→ Requirement
Lift out all lines below that contain "menggunakan".

→ Records for this exercise
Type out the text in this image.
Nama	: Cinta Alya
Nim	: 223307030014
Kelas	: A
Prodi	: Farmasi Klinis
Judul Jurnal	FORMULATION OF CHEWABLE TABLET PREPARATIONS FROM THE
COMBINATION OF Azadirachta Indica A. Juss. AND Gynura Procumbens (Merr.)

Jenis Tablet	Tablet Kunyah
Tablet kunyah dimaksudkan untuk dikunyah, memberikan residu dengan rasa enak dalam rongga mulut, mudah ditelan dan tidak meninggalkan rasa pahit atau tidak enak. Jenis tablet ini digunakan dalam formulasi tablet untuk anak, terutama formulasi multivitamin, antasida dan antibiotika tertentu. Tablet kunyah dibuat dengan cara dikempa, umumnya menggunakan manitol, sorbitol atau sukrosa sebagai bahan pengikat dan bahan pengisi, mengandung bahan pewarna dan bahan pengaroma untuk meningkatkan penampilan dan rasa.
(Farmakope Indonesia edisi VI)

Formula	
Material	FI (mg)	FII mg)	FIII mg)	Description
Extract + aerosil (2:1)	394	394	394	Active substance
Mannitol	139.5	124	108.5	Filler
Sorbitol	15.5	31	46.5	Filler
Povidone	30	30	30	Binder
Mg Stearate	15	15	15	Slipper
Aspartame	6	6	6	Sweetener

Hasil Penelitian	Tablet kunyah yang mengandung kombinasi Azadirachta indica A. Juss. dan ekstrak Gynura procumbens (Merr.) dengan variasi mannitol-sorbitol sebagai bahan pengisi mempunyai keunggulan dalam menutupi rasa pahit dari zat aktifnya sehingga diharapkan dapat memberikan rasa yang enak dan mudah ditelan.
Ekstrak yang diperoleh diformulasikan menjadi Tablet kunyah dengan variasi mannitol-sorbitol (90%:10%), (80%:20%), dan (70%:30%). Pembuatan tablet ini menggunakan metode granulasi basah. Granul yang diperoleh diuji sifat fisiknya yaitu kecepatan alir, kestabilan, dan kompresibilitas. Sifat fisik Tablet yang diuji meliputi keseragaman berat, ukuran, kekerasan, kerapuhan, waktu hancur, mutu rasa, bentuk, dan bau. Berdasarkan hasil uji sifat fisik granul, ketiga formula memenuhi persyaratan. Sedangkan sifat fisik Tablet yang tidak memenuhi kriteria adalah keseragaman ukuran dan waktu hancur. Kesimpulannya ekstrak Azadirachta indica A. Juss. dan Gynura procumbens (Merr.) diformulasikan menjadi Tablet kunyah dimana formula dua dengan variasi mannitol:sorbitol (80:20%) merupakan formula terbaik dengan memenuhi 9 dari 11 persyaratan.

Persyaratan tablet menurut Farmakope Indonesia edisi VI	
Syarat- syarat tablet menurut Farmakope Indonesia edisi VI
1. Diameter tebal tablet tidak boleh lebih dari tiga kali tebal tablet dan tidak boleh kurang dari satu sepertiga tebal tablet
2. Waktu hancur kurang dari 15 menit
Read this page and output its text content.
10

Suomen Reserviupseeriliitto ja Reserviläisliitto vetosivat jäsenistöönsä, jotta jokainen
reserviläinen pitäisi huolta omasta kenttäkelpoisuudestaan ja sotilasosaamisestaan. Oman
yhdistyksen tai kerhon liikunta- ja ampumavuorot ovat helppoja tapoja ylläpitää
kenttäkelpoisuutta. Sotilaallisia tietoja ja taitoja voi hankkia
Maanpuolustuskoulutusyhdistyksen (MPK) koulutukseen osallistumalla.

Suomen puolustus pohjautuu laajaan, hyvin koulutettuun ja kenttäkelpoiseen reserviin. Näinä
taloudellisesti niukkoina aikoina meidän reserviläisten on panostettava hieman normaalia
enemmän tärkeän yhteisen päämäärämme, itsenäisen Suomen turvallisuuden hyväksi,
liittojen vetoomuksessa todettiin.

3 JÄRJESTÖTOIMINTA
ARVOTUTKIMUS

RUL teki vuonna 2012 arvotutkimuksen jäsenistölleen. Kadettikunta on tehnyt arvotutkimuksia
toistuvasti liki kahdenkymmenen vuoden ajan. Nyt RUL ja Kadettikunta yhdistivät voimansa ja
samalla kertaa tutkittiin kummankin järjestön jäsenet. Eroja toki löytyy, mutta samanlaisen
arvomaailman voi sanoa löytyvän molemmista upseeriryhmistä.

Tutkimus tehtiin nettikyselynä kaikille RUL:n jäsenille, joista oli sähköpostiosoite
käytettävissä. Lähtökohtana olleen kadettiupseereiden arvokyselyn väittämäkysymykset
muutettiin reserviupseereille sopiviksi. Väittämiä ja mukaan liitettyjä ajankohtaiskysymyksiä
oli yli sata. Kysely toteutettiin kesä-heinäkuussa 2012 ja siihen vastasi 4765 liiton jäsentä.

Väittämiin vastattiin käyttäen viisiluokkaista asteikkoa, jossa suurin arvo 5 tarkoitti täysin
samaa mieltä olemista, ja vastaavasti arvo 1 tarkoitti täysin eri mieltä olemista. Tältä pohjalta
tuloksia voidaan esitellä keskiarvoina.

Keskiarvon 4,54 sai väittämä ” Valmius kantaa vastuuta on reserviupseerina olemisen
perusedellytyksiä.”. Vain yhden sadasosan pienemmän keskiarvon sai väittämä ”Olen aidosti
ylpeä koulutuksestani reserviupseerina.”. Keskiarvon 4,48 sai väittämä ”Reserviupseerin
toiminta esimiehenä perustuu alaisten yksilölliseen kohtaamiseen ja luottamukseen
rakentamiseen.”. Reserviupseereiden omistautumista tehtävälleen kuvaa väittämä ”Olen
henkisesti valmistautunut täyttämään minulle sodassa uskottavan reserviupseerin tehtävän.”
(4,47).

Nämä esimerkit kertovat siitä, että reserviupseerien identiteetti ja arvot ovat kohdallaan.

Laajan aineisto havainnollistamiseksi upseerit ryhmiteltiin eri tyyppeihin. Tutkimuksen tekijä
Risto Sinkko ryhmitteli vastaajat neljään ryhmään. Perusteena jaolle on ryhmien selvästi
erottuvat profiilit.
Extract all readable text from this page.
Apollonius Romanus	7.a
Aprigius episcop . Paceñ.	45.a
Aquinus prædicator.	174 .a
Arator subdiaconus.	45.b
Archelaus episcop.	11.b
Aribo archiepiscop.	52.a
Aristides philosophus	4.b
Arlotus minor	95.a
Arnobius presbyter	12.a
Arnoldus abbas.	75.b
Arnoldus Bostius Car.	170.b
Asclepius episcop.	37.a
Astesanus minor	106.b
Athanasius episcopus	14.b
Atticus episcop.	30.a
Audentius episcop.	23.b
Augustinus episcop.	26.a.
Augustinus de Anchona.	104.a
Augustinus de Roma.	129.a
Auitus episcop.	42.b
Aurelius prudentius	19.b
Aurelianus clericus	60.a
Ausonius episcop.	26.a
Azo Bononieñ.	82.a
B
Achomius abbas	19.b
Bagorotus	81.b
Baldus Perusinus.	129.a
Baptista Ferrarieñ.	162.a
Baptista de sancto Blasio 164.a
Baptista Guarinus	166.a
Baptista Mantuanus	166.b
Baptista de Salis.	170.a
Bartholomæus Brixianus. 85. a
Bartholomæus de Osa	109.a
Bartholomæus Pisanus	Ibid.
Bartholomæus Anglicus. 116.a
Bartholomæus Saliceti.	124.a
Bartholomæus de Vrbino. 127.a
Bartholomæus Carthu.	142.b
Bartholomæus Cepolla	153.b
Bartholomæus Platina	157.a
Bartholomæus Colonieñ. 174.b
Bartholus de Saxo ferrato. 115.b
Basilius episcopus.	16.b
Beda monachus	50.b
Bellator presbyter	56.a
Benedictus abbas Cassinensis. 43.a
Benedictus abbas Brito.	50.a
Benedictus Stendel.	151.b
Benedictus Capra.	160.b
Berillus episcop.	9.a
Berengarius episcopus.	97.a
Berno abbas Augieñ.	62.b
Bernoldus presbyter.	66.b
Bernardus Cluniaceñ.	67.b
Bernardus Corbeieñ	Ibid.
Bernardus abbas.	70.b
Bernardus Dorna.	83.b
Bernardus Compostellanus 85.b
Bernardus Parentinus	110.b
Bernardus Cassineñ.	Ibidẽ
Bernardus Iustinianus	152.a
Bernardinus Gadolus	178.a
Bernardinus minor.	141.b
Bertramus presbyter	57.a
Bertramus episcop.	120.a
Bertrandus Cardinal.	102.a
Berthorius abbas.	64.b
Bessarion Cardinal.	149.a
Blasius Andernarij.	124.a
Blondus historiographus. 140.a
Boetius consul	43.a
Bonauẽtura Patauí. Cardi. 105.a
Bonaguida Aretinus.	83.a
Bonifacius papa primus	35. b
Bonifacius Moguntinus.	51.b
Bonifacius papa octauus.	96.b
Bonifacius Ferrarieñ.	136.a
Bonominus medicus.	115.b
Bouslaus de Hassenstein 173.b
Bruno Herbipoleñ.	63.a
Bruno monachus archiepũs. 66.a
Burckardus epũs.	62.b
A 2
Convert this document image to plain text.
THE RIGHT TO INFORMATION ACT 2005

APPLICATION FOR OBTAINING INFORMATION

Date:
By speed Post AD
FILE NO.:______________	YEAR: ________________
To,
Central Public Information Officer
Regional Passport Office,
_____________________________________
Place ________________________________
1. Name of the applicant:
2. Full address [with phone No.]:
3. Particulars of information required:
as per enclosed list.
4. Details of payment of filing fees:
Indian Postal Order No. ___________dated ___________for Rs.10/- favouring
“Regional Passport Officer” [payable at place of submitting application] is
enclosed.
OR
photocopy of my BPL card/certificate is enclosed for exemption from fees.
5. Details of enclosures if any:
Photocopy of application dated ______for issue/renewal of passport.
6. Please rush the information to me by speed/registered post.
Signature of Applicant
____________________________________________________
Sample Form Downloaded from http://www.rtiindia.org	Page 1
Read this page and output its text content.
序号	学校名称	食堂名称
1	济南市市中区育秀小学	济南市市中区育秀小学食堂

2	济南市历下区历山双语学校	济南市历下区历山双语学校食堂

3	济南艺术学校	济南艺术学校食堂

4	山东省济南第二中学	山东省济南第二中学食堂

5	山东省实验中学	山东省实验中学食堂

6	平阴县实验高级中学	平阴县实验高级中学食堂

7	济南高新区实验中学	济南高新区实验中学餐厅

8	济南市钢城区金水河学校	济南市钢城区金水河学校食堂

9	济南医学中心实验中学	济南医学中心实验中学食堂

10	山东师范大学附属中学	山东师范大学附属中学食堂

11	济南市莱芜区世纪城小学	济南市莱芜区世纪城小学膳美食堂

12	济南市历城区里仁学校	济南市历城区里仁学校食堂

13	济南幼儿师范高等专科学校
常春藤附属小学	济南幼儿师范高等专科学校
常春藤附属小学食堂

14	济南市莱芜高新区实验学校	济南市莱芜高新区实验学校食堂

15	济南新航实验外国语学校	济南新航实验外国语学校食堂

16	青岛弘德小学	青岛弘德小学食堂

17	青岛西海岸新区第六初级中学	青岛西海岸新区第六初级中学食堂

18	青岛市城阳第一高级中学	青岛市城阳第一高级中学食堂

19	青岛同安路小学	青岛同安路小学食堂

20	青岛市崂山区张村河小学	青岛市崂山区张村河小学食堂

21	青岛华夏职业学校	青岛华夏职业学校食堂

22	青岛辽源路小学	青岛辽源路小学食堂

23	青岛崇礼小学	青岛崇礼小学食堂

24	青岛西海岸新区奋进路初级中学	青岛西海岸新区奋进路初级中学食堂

→ Reply to the exercise
Tablet kunyah dimaksudkan untuk dikunyah, memberikan residu dengan rasa enak dalam rongga mulut, mudah ditelan dan tidak meninggalkan rasa pahit atau tidak enak. Jenis tablet ini digunakan dalam formulasi tablet untuk anak, terutama formulasi multivitamin, antasida dan antibiotika tertentu. Tablet kunyah dibuat dengan cara dikempa, umumnya menggunakan manitol, sorbitol atau sukrosa sebagai bahan pengikat dan bahan pengisi, mengandung bahan pewarna dan bahan pengaroma untuk meningkatkan penampilan dan rasa.
Ekstrak yang diperoleh diformulasikan menjadi Tablet kunyah dengan variasi mannitol-sorbitol (90%:10%), (80%:20%), dan (70%:30%). Pembuatan tablet ini menggunakan metode granulasi basah. Granul yang diperoleh diuji sifat fisiknya yaitu kecepatan alir, kestabilan, dan kompresibilitas. Sifat fisik Tablet yang diuji meliputi keseragaman berat, ukuran, kekerasan, kerapuhan, waktu hancur, mutu rasa, bentuk, dan bau. Berdasarkan hasil uji sifat fisik granul, ketiga formula memenuhi persyaratan. Sedangkan sifat fisik Tablet yang tidak memenuhi kriteria adalah keseragaman ukuran dan waktu hancur. Kesimpulannya ekstrak Azadirachta indica A. Juss. dan Gynura procumbens (Merr.) diformulasikan menjadi Tablet kunyah dimana formula dua dengan variasi mannitol:sorbitol (80:20%) merupakan formula terbaik dengan memenuhi 9 dari 11 persyaratan.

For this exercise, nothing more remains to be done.